Job
Draw out every line with the word "that" from the listing below.

Data to process
+++

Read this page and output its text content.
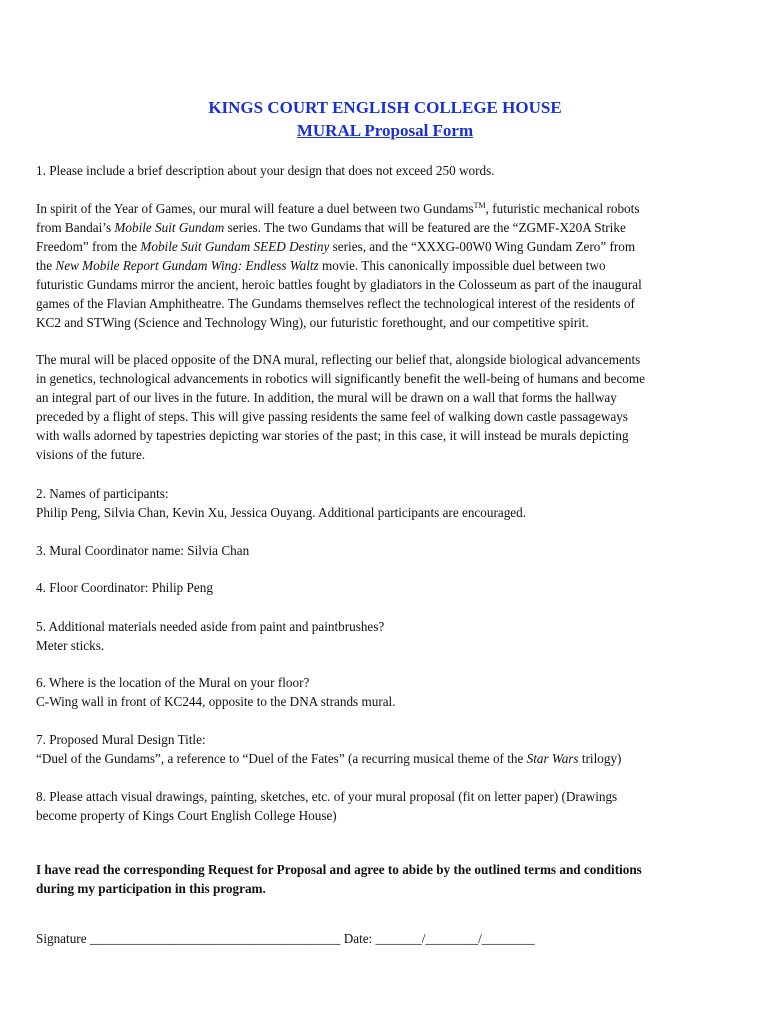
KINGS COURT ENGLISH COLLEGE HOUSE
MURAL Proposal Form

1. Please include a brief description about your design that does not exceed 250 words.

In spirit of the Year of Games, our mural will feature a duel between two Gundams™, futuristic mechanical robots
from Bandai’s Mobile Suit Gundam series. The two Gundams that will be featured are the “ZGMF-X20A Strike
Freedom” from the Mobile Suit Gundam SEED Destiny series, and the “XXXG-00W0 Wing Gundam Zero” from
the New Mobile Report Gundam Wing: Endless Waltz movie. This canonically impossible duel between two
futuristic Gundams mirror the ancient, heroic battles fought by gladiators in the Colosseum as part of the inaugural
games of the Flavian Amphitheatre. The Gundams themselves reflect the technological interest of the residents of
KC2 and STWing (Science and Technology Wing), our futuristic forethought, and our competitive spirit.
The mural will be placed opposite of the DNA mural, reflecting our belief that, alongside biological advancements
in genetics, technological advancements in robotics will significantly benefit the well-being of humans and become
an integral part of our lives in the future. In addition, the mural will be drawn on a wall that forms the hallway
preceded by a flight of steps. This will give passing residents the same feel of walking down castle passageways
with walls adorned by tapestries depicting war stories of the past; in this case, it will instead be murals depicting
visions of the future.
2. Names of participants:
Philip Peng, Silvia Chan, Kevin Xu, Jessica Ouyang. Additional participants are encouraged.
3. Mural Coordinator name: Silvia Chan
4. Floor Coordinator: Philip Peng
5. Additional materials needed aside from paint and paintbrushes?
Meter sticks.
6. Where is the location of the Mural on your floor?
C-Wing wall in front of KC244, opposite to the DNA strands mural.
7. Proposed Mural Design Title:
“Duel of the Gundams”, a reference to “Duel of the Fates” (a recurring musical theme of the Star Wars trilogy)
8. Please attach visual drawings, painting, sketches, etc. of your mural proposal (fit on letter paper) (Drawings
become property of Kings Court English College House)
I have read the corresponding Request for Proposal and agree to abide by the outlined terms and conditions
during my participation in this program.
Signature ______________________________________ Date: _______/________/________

+++

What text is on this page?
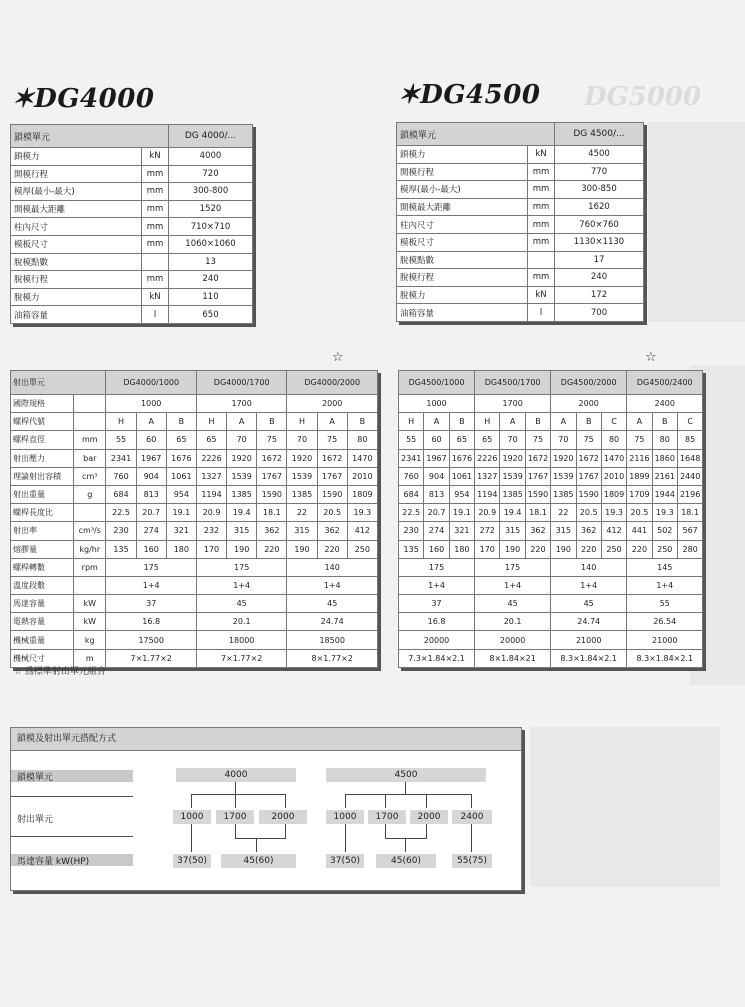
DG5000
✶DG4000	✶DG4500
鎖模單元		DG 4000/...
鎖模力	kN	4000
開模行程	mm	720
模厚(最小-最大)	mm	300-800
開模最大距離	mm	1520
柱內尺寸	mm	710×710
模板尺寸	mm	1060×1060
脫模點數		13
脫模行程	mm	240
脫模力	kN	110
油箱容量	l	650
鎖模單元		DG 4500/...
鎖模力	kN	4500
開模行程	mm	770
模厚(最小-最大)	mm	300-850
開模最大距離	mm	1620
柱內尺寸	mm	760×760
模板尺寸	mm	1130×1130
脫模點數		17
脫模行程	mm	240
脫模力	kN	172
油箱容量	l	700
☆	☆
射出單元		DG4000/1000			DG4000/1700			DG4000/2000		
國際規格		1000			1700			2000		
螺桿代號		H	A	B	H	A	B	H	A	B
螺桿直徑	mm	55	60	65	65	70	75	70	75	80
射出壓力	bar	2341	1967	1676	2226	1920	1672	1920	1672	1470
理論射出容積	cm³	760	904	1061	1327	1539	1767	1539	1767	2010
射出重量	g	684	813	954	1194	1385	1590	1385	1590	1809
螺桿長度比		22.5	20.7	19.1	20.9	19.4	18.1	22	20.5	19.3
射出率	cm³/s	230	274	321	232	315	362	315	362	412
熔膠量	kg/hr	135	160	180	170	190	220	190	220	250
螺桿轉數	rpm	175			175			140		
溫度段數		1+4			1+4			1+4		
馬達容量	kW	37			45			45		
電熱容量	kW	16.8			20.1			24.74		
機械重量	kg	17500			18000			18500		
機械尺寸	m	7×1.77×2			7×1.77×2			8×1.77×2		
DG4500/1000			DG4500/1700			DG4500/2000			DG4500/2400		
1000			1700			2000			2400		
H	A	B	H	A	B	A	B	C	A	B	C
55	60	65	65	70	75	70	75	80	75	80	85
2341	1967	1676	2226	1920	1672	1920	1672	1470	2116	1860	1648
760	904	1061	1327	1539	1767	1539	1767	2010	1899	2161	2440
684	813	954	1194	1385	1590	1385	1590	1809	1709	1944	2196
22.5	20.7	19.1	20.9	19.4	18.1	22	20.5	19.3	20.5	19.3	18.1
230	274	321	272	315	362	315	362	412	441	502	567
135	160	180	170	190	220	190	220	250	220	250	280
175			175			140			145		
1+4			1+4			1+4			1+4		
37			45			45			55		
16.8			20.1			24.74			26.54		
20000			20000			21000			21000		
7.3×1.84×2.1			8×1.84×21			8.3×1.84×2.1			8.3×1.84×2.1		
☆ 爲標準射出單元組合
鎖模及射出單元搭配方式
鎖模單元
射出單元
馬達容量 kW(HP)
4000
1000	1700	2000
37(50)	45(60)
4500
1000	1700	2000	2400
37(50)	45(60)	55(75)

+++

Response to the task
1. Please include a brief description about your design that does not exceed 250 words.
from Bandai’s Mobile Suit Gundam series. The two Gundams that will be featured are the “ZGMF-X20A Strike
The mural will be placed opposite of the DNA mural, reflecting our belief that, alongside biological advancements
an integral part of our lives in the future. In addition, the mural will be drawn on a wall that forms the hallway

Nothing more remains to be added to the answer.